▶ _The problem_
Output the full listing below exactly as it reads, and skip anything that is a picture.

[BEGIN Records provided]

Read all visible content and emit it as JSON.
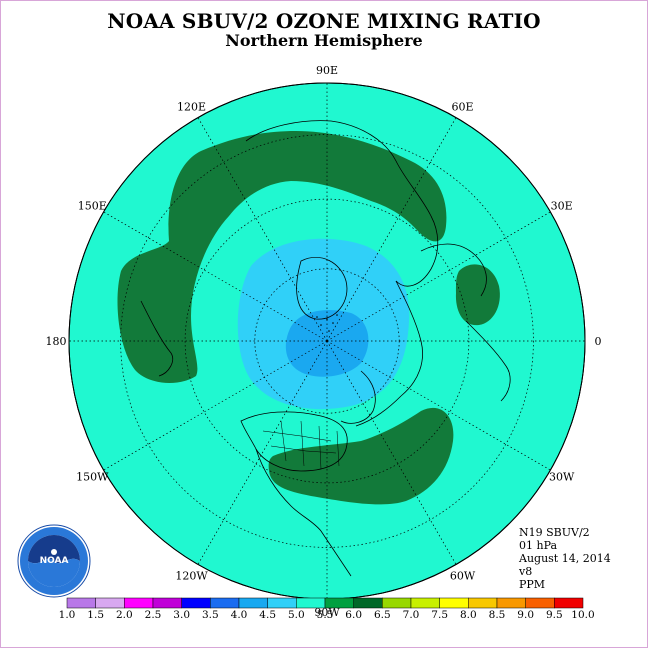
{
  "title": "NOAA SBUV/2 OZONE MIXING RATIO",
  "subtitle": "Northern Hemisphere",
  "projection": "north-polar-stereographic",
  "longitude_labels": [
    {
      "text": "90E",
      "lon": 90
    },
    {
      "text": "60E",
      "lon": 60
    },
    {
      "text": "30E",
      "lon": 30
    },
    {
      "text": "0",
      "lon": 0
    },
    {
      "text": "30W",
      "lon": -30
    },
    {
      "text": "60W",
      "lon": -60
    },
    {
      "text": "90W",
      "lon": -90
    },
    {
      "text": "120W",
      "lon": -120
    },
    {
      "text": "150W",
      "lon": -150
    },
    {
      "text": "180",
      "lon": 180
    },
    {
      "text": "150E",
      "lon": 150
    },
    {
      "text": "120E",
      "lon": 120
    }
  ],
  "info": {
    "instrument": "N19 SBUV/2",
    "level": "01 hPa",
    "date": "August 14, 2014",
    "version": "v8",
    "units": "PPM"
  },
  "logo": {
    "text": "NOAA",
    "ring_text": "NATIONAL OCEANIC AND ATMOSPHERIC ADMINISTRATION · U.S. DEPARTMENT OF COMMERCE"
  },
  "colorbar": {
    "labels": [
      "1.0",
      "1.5",
      "2.0",
      "2.5",
      "3.0",
      "3.5",
      "4.0",
      "4.5",
      "5.0",
      "5.5",
      "6.0",
      "6.5",
      "7.0",
      "7.5",
      "8.0",
      "8.5",
      "9.0",
      "9.5",
      "10.0"
    ],
    "colors": [
      "#b878e8",
      "#d8a8f0",
      "#ff00ff",
      "#c000d8",
      "#0000ff",
      "#1a6cf0",
      "#18a8f0",
      "#30d0f8",
      "#20f8d0",
      "#00a040",
      "#006828",
      "#98d800",
      "#c8f000",
      "#ffff00",
      "#f8c800",
      "#f89800",
      "#f86000",
      "#f00000",
      "#985030"
    ]
  },
  "regions": {
    "background_level": "4.5-5.0",
    "background_color": "#20f8d0",
    "pole_levels": [
      "4.0-4.5",
      "3.5-4.0"
    ],
    "high_bands_level": "5.0-5.5",
    "high_bands_color": "#127a3a"
  }
}
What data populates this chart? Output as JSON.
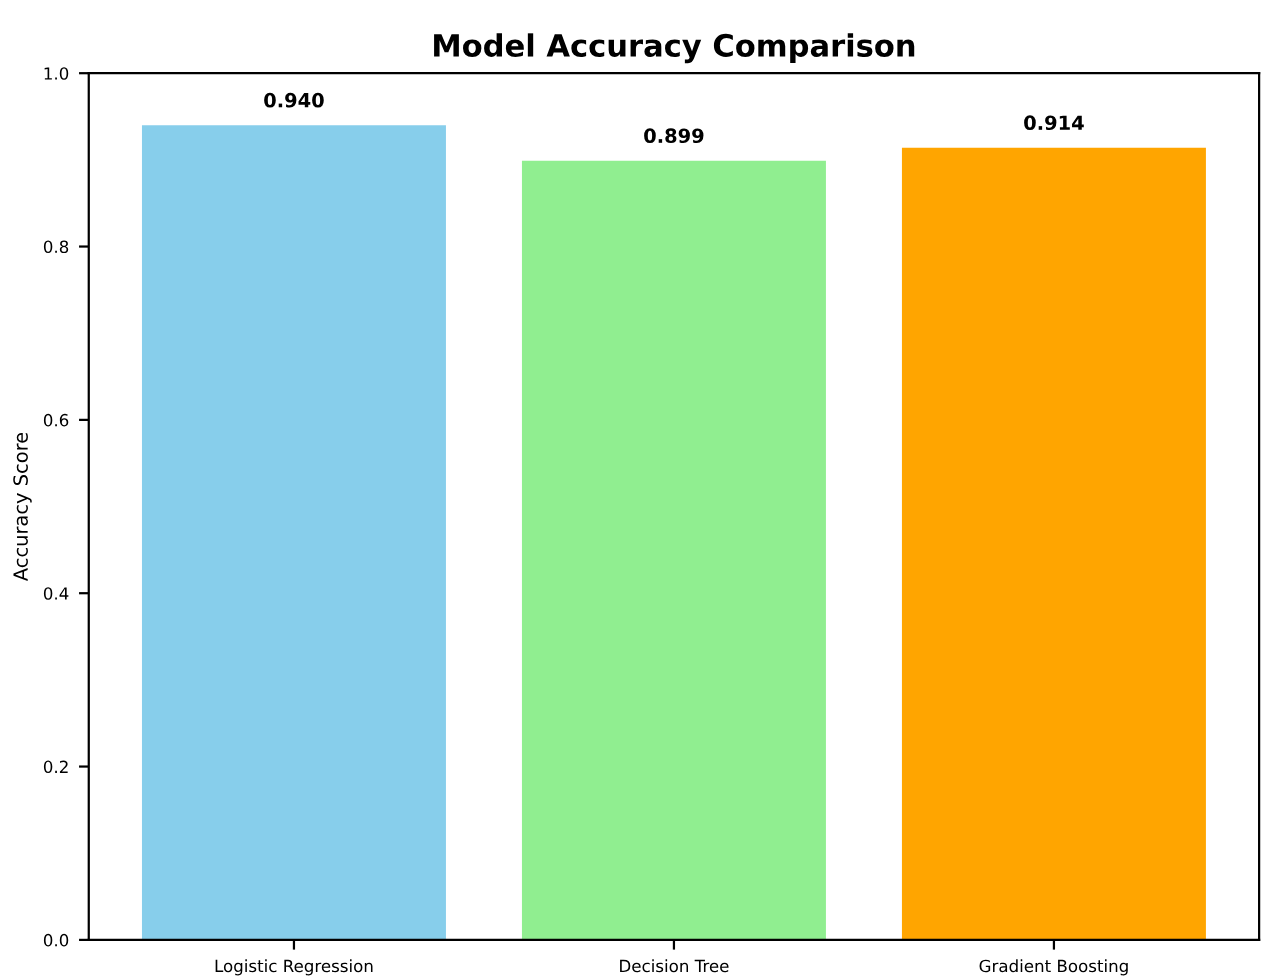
{
  "chart_data": {
    "type": "bar",
    "title": "Model Accuracy Comparison",
    "ylabel": "Accuracy Score",
    "categories": [
      "Logistic Regression",
      "Decision Tree",
      "Gradient Boosting"
    ],
    "values": [
      0.94,
      0.899,
      0.914
    ],
    "colors": [
      "#87ceeb",
      "#90ee90",
      "#ffa500"
    ],
    "value_labels": [
      "0.940",
      "0.899",
      "0.914"
    ],
    "ylim": [
      0,
      1.0
    ],
    "yticks": [
      {
        "value": 0,
        "label": "0.0"
      },
      0.2,
      0.4,
      0.6,
      0.8,
      {
        "value": 1,
        "label": "1.0"
      }
    ],
    "grid": false
  }
}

[END Records provided]

▶ _Task answer_
Read all visible content and emit it as JSON.
{
  "title": "NOAA SBUV/2 OZONE MIXING RATIO",
  "subtitle": "Northern Hemisphere",
  "projection": "north-polar-stereographic",
  "longitude_labels": [
    {
      "text": "90E",
      "lon": 90
    },
    {
      "text": "60E",
      "lon": 60
    },
    {
      "text": "30E",
      "lon": 30
    },
    {
      "text": "0",
      "lon": 0
    },
    {
      "text": "30W",
      "lon": -30
    },
    {
      "text": "60W",
      "lon": -60
    },
    {
      "text": "90W",
      "lon": -90
    },
    {
      "text": "120W",
      "lon": -120
    },
    {
      "text": "150W",
      "lon": -150
    },
    {
      "text": "180",
      "lon": 180
    },
    {
      "text": "150E",
      "lon": 150
    },
    {
      "text": "120E",
      "lon": 120
    }
  ],
  "info": {
    "instrument": "N19 SBUV/2",
    "level": "01 hPa",
    "date": "August 14, 2014",
    "version": "v8",
    "units": "PPM"
  },
  "logo": {
    "text": "NOAA",
    "ring_text": "NATIONAL OCEANIC AND ATMOSPHERIC ADMINISTRATION · U.S. DEPARTMENT OF COMMERCE"
  },
  "colorbar": {
    "labels": [
      "1.0",
      "1.5",
      "2.0",
      "2.5",
      "3.0",
      "3.5",
      "4.0",
      "4.5",
      "5.0",
      "5.5",
      "6.0",
      "6.5",
      "7.0",
      "7.5",
      "8.0",
      "8.5",
      "9.0",
      "9.5",
      "10.0"
    ],
    "colors": [
      "#b878e8",
      "#d8a8f0",
      "#ff00ff",
      "#c000d8",
      "#0000ff",
      "#1a6cf0",
      "#18a8f0",
      "#30d0f8",
      "#20f8d0",
      "#00a040",
      "#006828",
      "#98d800",
      "#c8f000",
      "#ffff00",
      "#f8c800",
      "#f89800",
      "#f86000",
      "#f00000",
      "#985030"
    ]
  },
  "regions": {
    "background_level": "4.5-5.0",
    "background_color": "#20f8d0",
    "pole_levels": [
      "4.0-4.5",
      "3.5-4.0"
    ],
    "high_bands_level": "5.0-5.5",
    "high_bands_color": "#127a3a"
  }
}
What data populates this chart? Output as JSON.
{
  "chart_data": {
    "type": "bar",
    "title": "Model Accuracy Comparison",
    "ylabel": "Accuracy Score",
    "categories": [
      "Logistic Regression",
      "Decision Tree",
      "Gradient Boosting"
    ],
    "values": [
      0.94,
      0.899,
      0.914
    ],
    "colors": [
      "#87ceeb",
      "#90ee90",
      "#ffa500"
    ],
    "value_labels": [
      "0.940",
      "0.899",
      "0.914"
    ],
    "ylim": [
      0,
      1.0
    ],
    "yticks": [
      {
        "value": 0,
        "label": "0.0"
      },
      0.2,
      0.4,
      0.6,
      0.8,
      {
        "value": 1,
        "label": "1.0"
      }
    ],
    "grid": false
  }
}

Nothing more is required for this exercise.